Repeat all of the material exactly as given.

(Source records):
* * * * * * * * *
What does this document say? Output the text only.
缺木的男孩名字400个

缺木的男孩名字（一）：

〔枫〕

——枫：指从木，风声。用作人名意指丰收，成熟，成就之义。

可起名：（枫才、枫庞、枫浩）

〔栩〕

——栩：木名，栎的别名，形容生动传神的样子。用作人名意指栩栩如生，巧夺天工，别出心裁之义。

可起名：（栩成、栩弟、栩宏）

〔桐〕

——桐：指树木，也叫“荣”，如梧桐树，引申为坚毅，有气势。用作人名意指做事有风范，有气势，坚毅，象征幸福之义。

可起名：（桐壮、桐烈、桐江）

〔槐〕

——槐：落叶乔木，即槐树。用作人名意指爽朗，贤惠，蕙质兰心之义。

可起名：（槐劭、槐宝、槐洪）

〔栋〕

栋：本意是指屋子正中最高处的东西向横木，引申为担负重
* * * * * * * * *
(In response):
What does this document say? Output the text only.
缺木的男孩名字400个

缺木的男孩名字（一）：

〔枫〕

——枫：指从木，风声。用作人名意指丰收，成熟，成就之义。

可起名：（枫才、枫庞、枫浩）

〔栩〕

——栩：木名，栎的别名，形容生动传神的样子。用作人名意指栩栩如生，巧夺天工，别出心裁之义。

可起名：（栩成、栩弟、栩宏）

〔桐〕

——桐：指树木，也叫“荣”，如梧桐树，引申为坚毅，有气势。用作人名意指做事有风范，有气势，坚毅，象征幸福之义。

可起名：（桐壮、桐烈、桐江）

〔槐〕

——槐：落叶乔木，即槐树。用作人名意指爽朗，贤惠，蕙质兰心之义。

可起名：（槐劭、槐宝、槐洪）

〔栋〕

栋：本意是指屋子正中最高处的东西向横木，引申为担负重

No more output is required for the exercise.